Would you return the complete listing below word for word?

==============================

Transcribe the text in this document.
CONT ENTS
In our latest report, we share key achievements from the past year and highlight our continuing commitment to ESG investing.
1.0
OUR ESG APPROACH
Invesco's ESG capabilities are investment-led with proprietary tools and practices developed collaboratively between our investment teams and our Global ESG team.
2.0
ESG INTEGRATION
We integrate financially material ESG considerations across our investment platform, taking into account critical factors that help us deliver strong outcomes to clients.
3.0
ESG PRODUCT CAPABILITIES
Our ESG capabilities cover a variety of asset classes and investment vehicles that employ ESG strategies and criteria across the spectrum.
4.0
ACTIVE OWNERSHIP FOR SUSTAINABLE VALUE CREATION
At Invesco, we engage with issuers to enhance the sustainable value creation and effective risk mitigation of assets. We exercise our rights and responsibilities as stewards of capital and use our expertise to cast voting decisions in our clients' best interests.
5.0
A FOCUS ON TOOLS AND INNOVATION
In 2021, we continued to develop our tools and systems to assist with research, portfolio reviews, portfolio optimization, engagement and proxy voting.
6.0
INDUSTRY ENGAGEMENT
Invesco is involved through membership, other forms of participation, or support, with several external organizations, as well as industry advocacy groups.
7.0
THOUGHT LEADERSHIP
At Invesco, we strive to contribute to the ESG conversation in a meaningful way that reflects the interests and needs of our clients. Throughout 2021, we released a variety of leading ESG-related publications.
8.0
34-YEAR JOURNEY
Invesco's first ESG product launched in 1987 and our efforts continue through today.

==============================

[Worked answer]:
Transcribe the text in this document.
CONT ENTS
In our latest report, we share key achievements from the past year and highlight our continuing commitment to ESG investing.
1.0
OUR ESG APPROACH
Invesco's ESG capabilities are investment-led with proprietary tools and practices developed collaboratively between our investment teams and our Global ESG team.
2.0
ESG INTEGRATION
We integrate financially material ESG considerations across our investment platform, taking into account critical factors that help us deliver strong outcomes to clients.
3.0
ESG PRODUCT CAPABILITIES
Our ESG capabilities cover a variety of asset classes and investment vehicles that employ ESG strategies and criteria across the spectrum.
4.0
ACTIVE OWNERSHIP FOR SUSTAINABLE VALUE CREATION
At Invesco, we engage with issuers to enhance the sustainable value creation and effective risk mitigation of assets. We exercise our rights and responsibilities as stewards of capital and use our expertise to cast voting decisions in our clients' best interests.
5.0
A FOCUS ON TOOLS AND INNOVATION
In 2021, we continued to develop our tools and systems to assist with research, portfolio reviews, portfolio optimization, engagement and proxy voting.
6.0
INDUSTRY ENGAGEMENT
Invesco is involved through membership, other forms of participation, or support, with several external organizations, as well as industry advocacy groups.
7.0
THOUGHT LEADERSHIP
At Invesco, we strive to contribute to the ESG conversation in a meaningful way that reflects the interests and needs of our clients. Throughout 2021, we released a variety of leading ESG-related publications.
8.0
34-YEAR JOURNEY
Invesco's first ESG product launched in 1987 and our efforts continue through today.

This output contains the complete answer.